[START]
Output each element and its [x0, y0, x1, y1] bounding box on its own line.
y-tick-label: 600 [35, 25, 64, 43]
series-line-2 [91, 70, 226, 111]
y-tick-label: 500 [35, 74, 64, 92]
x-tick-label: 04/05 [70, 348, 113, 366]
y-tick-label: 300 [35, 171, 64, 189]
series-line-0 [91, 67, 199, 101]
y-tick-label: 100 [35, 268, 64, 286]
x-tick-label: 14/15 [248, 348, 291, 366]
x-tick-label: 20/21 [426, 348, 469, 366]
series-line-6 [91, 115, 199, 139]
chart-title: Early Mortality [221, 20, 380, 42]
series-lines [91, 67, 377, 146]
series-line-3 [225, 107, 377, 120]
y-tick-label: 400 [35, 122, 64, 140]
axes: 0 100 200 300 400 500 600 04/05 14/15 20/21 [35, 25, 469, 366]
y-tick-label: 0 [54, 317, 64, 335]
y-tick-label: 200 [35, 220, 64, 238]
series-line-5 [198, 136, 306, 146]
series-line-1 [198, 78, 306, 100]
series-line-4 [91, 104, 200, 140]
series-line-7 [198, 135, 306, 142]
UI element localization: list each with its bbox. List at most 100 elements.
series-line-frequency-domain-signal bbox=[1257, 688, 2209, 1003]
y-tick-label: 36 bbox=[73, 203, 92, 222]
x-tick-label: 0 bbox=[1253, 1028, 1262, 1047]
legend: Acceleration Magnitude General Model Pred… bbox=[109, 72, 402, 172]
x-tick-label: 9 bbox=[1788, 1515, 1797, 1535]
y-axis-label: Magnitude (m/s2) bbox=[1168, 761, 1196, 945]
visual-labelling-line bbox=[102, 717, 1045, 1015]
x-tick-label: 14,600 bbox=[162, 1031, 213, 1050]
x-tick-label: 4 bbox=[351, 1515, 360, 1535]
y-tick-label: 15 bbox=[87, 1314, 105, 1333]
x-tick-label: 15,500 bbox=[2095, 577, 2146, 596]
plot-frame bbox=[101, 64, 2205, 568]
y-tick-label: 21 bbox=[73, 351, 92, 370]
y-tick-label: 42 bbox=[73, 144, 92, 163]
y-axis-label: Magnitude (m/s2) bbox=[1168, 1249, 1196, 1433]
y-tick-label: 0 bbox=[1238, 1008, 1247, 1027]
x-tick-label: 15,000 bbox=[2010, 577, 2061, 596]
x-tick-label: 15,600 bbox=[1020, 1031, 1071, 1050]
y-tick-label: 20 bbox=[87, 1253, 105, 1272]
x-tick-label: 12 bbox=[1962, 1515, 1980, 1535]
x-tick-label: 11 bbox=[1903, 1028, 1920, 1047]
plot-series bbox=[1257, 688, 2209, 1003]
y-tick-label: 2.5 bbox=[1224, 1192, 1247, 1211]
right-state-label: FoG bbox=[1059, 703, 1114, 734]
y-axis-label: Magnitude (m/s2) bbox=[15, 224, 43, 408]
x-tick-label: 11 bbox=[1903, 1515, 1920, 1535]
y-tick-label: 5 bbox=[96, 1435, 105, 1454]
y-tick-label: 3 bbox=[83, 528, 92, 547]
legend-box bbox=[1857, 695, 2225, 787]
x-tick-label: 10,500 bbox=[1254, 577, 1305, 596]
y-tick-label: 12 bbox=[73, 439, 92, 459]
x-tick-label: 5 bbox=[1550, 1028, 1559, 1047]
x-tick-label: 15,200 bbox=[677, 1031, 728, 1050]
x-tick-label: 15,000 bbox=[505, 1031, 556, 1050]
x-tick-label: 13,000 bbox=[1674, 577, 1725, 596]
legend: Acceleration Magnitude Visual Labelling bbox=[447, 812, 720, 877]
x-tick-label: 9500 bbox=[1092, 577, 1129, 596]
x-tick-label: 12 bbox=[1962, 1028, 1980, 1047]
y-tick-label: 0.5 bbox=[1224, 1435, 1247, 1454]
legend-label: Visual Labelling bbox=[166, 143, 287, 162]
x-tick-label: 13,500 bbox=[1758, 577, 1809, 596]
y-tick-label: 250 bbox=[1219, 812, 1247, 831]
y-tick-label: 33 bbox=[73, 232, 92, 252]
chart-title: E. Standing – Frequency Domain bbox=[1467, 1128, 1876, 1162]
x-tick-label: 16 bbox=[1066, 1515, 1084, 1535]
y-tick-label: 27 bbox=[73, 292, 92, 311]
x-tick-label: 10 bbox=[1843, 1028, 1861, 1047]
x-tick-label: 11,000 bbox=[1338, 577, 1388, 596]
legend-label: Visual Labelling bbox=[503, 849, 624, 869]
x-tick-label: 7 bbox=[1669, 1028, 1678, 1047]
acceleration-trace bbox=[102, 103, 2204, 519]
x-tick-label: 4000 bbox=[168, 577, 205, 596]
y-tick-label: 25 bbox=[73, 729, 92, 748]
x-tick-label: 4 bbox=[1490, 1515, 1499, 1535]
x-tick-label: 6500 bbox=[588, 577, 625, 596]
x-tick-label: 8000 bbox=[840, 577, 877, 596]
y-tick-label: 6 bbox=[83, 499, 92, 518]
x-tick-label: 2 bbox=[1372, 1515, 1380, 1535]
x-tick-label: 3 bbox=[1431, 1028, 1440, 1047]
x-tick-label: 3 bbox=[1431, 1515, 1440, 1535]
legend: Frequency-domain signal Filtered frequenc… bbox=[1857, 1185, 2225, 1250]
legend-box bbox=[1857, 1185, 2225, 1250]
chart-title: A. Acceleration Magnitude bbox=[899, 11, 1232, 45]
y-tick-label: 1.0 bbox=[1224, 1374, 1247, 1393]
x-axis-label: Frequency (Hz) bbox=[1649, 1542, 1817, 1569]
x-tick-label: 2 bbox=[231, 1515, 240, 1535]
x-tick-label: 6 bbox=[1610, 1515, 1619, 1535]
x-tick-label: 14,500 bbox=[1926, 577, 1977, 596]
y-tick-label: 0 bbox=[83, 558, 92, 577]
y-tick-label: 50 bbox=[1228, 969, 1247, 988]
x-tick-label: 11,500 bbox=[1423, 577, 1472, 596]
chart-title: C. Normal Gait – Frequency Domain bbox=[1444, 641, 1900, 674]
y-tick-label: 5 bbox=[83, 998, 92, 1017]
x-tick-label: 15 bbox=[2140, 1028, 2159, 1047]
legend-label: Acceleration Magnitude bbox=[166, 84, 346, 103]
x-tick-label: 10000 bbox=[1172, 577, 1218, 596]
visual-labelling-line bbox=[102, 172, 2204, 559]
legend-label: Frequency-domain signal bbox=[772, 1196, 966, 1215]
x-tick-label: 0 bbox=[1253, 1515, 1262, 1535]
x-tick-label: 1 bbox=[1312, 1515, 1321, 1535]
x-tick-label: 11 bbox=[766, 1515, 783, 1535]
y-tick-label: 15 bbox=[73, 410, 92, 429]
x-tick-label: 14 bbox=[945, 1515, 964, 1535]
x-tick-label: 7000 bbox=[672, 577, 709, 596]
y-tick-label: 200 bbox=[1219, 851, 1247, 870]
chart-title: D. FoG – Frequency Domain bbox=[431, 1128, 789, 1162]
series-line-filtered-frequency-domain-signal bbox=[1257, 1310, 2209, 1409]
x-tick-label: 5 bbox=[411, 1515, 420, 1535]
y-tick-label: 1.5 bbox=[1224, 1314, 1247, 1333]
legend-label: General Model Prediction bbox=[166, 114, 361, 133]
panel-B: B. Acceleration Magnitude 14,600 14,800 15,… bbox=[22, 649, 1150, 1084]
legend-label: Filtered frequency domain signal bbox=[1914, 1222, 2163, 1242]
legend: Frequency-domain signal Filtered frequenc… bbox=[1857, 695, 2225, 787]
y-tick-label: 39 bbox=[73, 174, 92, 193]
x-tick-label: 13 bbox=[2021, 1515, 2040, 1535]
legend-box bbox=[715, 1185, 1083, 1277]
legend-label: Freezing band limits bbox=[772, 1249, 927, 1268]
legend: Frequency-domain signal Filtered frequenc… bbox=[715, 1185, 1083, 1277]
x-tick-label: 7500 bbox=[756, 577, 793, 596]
[END]
- Written problem: Could you copy the material verbatim, from its first line through the line containing "y-tick-label: 400 [35, 122, 64, 140]", including both of those lines?

- The output:
Output each element and its [x0, y0, x1, y1] bounding box on its own line.
y-tick-label: 600 [35, 25, 64, 43]
series-line-2 [91, 70, 226, 111]
y-tick-label: 500 [35, 74, 64, 92]
x-tick-label: 04/05 [70, 348, 113, 366]
y-tick-label: 300 [35, 171, 64, 189]
series-line-0 [91, 67, 199, 101]
y-tick-label: 100 [35, 268, 64, 286]
x-tick-label: 14/15 [248, 348, 291, 366]
x-tick-label: 20/21 [426, 348, 469, 366]
series-line-6 [91, 115, 199, 139]
chart-title: Early Mortality [221, 20, 380, 42]
series-lines [91, 67, 377, 146]
series-line-3 [225, 107, 377, 120]
y-tick-label: 400 [35, 122, 64, 140]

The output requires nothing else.